__AIM__: In the data below, find every line with the string "Andhra" and pull it out.
──────── RECORDS FOR THIS TASK
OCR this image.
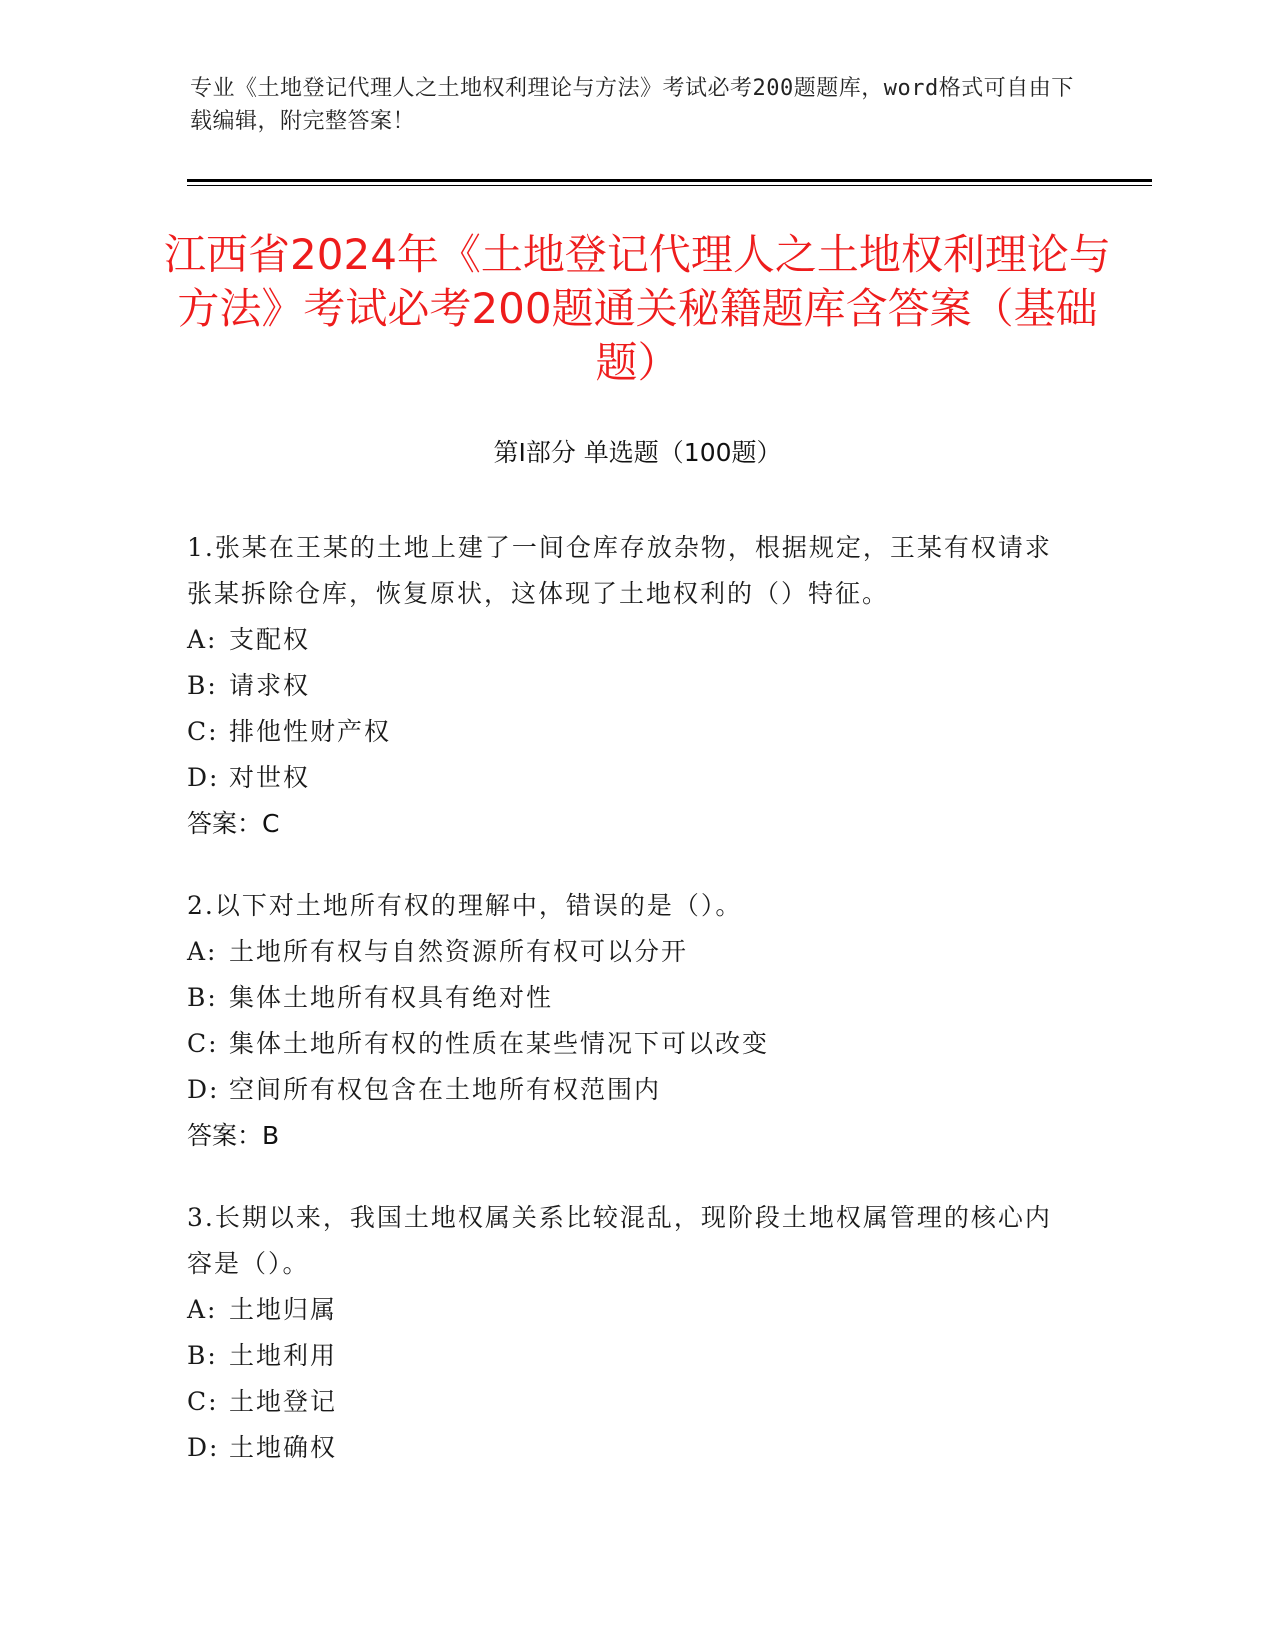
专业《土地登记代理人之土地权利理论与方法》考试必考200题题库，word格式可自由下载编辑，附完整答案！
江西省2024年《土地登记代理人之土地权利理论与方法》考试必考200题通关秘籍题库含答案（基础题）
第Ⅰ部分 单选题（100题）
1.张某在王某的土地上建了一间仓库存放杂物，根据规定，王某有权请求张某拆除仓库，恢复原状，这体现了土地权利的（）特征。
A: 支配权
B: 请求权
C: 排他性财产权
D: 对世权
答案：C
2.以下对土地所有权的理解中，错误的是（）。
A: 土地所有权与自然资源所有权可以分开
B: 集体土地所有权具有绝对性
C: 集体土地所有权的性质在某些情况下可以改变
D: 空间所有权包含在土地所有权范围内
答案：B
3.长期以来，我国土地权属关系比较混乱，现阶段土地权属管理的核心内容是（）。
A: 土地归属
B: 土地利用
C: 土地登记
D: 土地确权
────────────────
──────── RECORDS FOR THIS TASK
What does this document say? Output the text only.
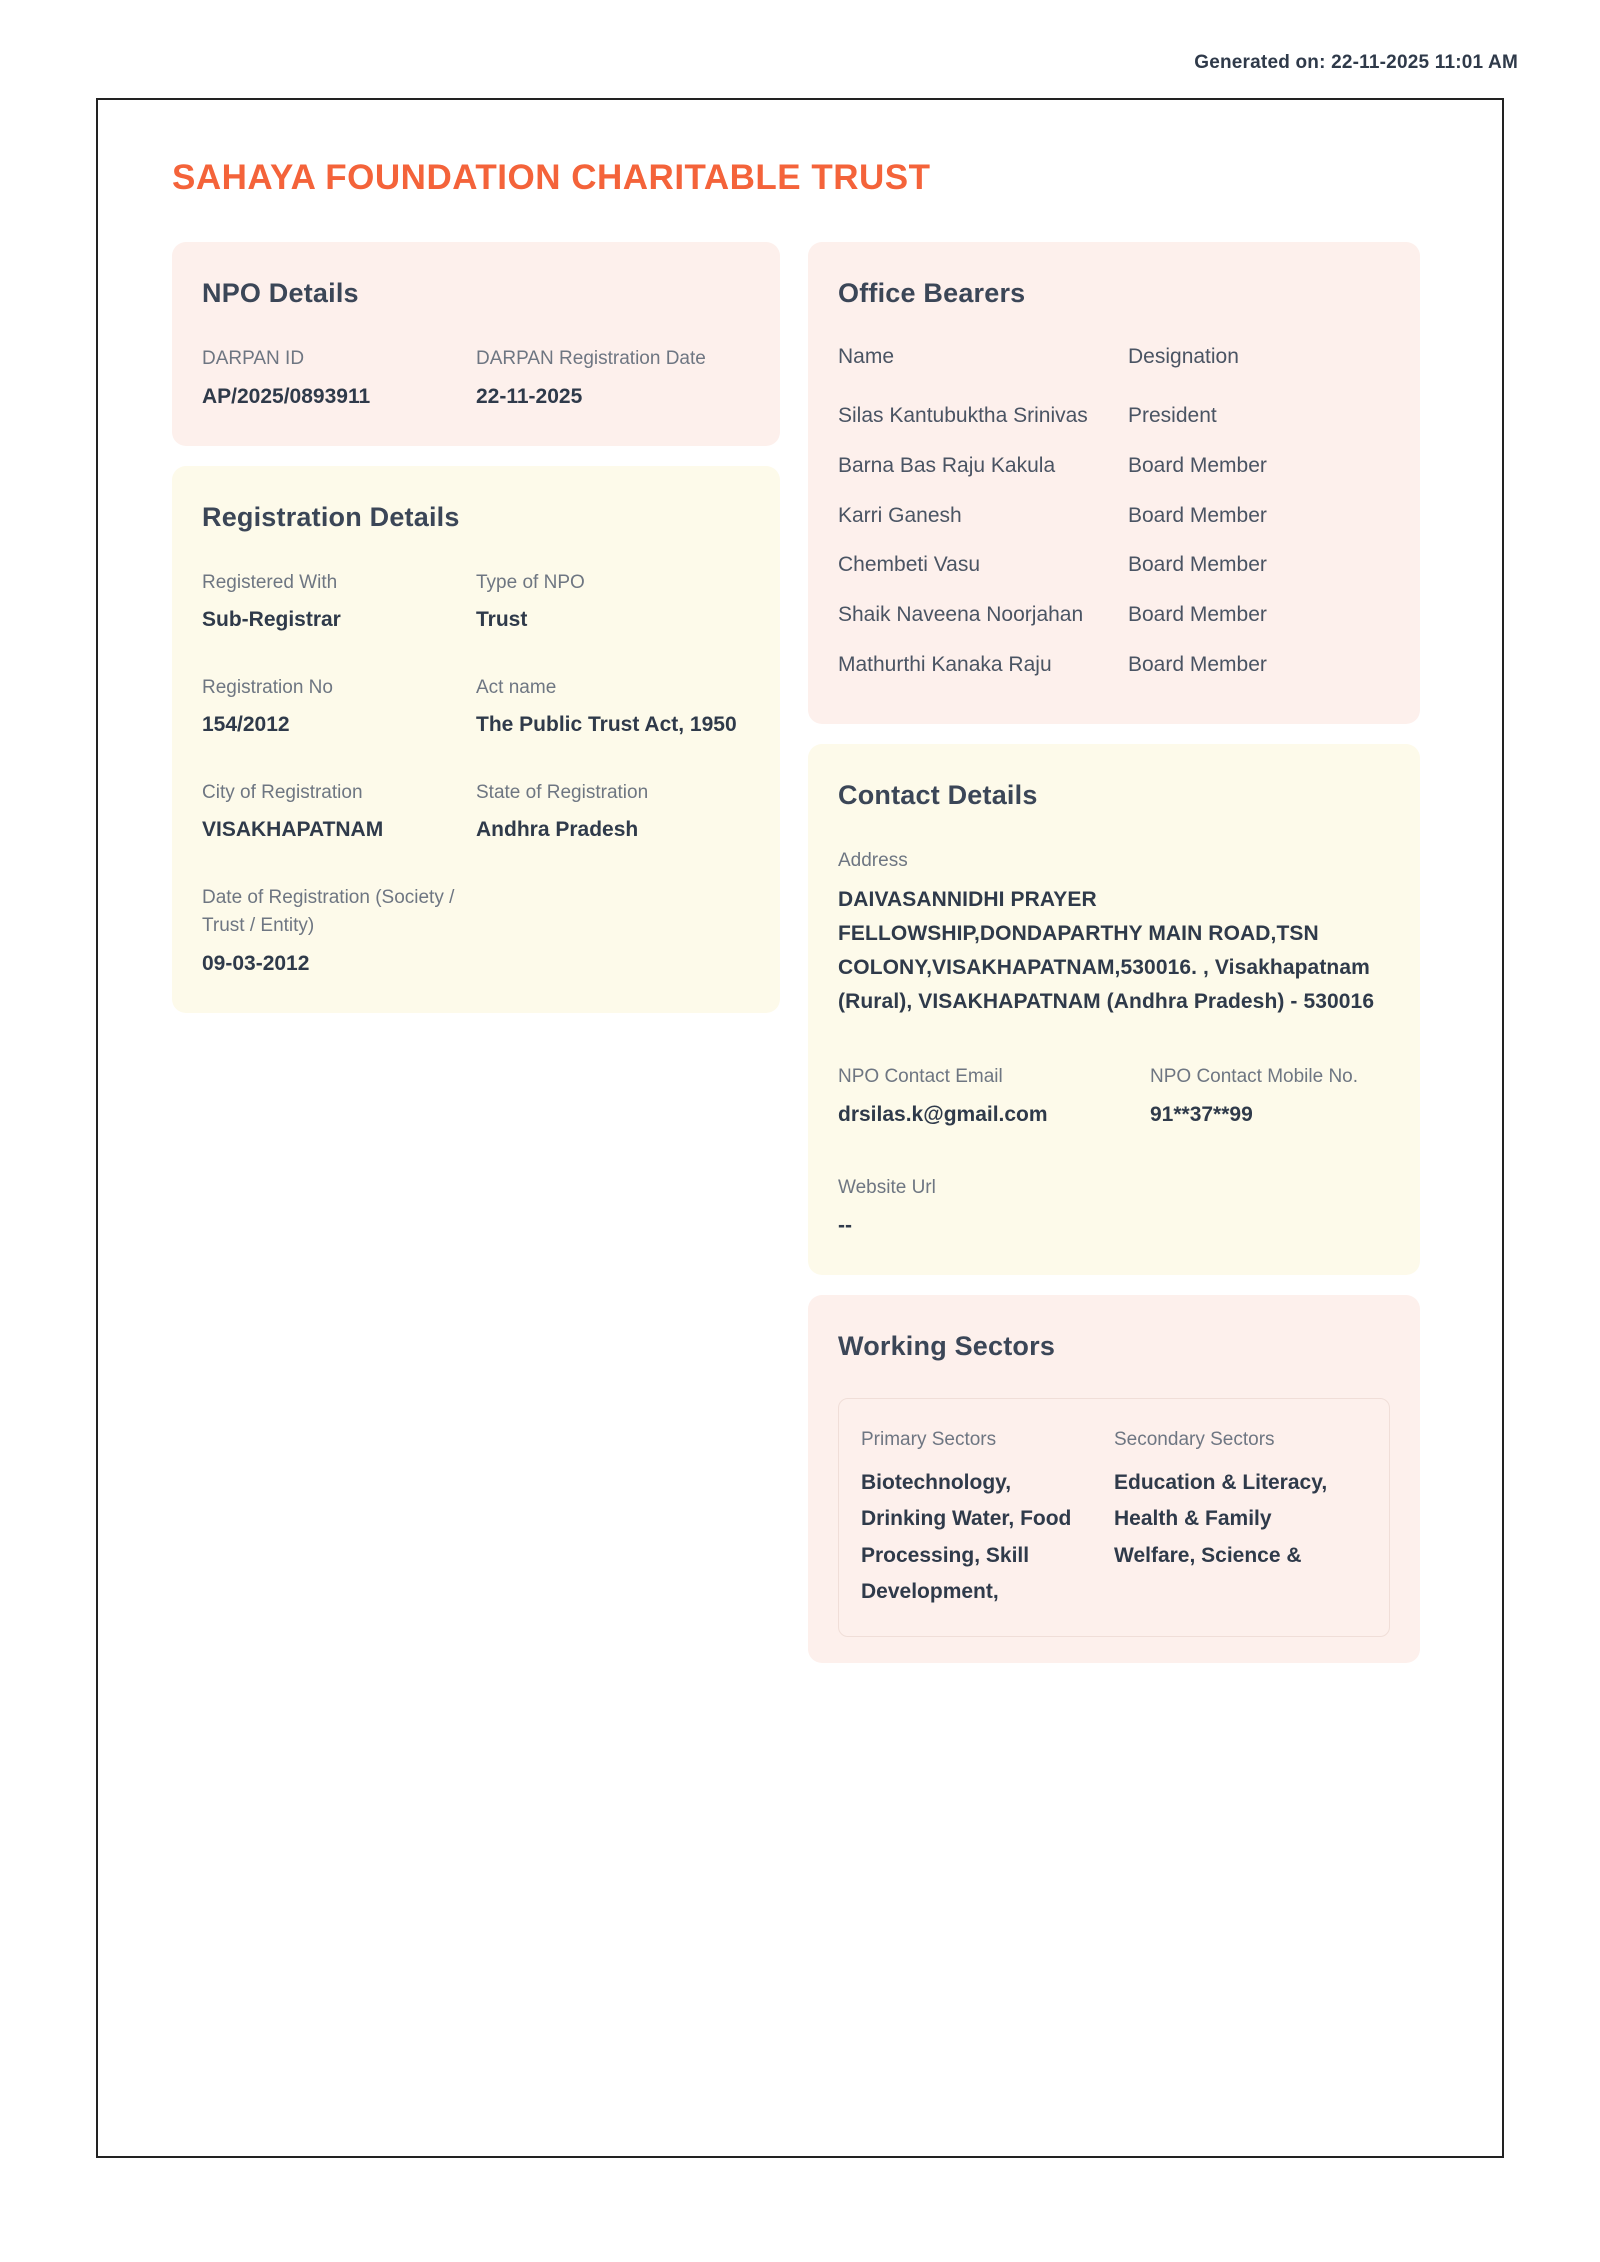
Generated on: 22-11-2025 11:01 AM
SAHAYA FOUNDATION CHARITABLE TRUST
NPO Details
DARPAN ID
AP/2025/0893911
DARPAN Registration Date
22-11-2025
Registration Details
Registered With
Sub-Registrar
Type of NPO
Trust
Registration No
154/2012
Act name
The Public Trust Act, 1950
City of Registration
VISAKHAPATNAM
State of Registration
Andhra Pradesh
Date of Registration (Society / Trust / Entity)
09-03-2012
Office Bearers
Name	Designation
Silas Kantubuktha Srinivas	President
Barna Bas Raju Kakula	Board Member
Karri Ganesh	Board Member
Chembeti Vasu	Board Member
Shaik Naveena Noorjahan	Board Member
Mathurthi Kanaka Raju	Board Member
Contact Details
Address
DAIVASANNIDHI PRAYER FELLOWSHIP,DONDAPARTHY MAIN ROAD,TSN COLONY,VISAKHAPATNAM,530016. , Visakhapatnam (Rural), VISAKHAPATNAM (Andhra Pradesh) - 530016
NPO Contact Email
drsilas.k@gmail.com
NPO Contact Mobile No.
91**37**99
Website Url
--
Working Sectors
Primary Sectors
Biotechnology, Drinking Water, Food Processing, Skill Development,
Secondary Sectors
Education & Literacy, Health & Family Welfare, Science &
────────────────
──────── RECORDS FOR THIS TASK
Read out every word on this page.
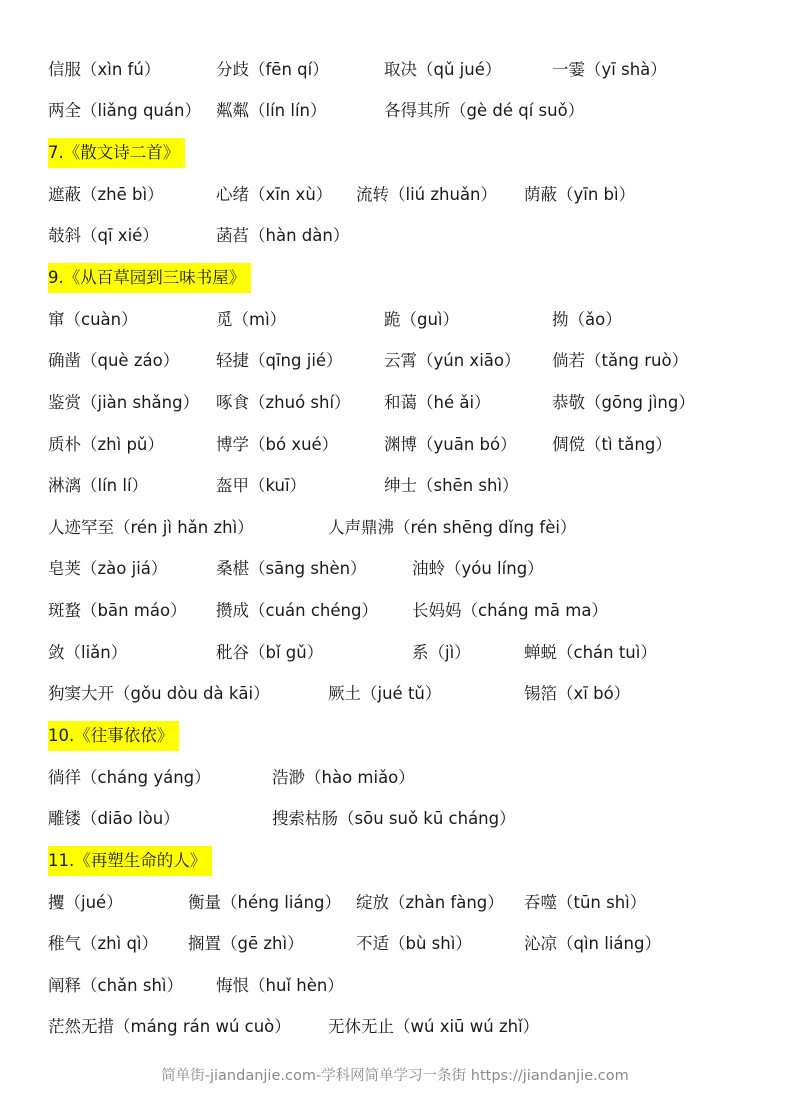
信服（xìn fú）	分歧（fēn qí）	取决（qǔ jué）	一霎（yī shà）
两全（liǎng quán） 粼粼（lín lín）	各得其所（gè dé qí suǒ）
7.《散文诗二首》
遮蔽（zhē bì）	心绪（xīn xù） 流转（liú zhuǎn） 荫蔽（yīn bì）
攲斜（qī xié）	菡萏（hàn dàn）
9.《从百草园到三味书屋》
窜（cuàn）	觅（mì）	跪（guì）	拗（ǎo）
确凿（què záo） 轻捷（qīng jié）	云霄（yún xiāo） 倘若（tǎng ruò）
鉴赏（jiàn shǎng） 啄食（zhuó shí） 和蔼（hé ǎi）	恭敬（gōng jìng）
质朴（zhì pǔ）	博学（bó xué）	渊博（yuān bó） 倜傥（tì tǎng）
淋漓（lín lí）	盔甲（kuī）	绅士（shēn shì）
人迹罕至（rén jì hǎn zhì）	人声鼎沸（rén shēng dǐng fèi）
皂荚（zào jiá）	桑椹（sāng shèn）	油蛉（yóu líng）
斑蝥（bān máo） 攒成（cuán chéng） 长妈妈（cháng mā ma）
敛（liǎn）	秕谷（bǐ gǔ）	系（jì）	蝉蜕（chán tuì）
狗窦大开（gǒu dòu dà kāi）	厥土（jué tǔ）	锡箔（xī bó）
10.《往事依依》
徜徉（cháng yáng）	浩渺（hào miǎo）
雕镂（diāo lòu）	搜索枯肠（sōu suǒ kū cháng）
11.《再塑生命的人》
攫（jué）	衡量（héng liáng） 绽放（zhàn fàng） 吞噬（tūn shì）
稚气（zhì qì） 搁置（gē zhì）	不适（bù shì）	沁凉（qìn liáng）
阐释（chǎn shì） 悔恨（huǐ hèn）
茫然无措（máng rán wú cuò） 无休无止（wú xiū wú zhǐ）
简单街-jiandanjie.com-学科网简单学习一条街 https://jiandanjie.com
────────────────
__FINAL RESULT__:
Andhra Pradesh
DAIVASANNIDHI PRAYER FELLOWSHIP,DONDAPARTHY MAIN ROAD,TSN COLONY,VISAKHAPATNAM,530016. , Visakhapatnam (Rural), VISAKHAPATNAM (Andhra Pradesh) - 530016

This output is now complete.